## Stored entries
* * * * * * * * *
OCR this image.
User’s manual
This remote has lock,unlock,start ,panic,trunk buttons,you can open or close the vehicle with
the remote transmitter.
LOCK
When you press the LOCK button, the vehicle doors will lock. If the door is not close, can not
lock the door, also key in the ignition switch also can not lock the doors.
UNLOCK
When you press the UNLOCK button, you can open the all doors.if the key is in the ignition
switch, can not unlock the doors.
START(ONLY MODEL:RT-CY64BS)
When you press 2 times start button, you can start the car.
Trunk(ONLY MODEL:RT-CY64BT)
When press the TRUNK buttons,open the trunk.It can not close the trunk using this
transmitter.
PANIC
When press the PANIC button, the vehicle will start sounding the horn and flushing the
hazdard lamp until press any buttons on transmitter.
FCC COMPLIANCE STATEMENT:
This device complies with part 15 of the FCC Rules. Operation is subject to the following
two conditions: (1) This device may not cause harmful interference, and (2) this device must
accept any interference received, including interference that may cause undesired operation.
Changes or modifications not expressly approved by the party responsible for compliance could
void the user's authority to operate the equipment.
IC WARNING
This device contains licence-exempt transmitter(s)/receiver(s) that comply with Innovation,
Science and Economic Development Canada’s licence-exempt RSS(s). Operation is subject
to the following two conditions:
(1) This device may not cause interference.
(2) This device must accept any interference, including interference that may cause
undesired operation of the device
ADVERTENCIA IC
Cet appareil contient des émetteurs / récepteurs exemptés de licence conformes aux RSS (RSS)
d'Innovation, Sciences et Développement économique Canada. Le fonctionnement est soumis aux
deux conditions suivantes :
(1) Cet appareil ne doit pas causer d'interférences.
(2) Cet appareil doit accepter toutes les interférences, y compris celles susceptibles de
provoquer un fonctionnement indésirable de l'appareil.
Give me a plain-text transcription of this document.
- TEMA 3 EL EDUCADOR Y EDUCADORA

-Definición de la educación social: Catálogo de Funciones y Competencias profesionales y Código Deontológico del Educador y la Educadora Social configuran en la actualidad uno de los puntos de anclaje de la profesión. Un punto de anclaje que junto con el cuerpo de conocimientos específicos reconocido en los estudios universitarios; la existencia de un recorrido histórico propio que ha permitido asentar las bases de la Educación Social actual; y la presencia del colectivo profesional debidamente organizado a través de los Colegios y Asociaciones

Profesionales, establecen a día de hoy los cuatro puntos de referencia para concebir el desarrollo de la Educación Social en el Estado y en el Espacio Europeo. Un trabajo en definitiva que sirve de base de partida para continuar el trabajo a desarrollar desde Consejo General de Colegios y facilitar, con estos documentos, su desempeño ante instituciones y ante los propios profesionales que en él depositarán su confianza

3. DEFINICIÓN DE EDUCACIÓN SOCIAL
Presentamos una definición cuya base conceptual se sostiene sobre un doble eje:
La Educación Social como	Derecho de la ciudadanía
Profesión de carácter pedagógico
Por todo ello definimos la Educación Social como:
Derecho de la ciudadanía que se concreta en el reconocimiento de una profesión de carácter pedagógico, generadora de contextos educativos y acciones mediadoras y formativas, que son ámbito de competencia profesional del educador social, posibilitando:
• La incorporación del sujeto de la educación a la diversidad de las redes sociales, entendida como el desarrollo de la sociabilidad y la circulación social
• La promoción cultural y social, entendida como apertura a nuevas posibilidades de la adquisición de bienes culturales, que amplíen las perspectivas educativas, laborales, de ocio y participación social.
* * * * * * * * *
## Aim
Provide only the count of lines in the data above that include the string "remote".

## Output
2